Stated exercise:
Check each line of the listing below for the string "this", and copy the ones that have it.

## START Stored records

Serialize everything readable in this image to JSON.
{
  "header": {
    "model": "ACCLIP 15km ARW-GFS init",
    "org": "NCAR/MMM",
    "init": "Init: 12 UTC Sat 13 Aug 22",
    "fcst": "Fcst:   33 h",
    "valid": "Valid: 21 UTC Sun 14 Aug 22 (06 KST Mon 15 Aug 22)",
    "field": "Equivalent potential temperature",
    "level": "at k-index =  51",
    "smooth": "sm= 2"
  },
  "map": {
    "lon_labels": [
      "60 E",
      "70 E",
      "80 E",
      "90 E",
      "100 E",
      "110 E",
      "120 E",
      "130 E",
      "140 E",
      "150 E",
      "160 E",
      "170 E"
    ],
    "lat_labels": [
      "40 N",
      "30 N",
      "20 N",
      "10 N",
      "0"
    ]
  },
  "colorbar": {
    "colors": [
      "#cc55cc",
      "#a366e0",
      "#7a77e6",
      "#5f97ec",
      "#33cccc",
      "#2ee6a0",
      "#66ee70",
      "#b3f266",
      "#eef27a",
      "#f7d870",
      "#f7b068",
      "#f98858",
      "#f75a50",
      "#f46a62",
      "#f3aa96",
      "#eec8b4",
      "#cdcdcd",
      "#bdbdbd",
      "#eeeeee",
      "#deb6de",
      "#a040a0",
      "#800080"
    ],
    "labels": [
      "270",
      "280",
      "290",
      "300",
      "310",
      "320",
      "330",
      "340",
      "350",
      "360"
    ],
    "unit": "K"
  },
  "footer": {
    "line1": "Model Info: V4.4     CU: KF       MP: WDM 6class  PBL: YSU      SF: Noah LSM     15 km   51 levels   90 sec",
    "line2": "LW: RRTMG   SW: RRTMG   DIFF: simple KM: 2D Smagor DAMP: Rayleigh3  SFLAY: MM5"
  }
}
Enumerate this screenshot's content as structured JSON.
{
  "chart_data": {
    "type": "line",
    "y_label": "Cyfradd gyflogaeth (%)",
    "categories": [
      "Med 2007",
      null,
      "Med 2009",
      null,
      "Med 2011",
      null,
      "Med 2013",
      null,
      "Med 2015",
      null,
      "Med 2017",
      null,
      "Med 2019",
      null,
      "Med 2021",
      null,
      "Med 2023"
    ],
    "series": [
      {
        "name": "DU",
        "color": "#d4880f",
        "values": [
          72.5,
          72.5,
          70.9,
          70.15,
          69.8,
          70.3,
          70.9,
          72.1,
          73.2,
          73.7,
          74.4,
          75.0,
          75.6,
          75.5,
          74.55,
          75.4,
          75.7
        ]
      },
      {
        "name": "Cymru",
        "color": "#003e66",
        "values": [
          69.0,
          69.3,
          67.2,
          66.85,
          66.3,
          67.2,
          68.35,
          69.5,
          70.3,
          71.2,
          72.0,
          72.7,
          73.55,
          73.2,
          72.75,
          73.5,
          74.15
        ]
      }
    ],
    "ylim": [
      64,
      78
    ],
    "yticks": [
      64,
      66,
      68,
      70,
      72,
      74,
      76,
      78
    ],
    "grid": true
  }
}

## END Stored records

Response:
Serialize everything readable in this image to JSON.
Enumerate this screenshot's content as structured JSON.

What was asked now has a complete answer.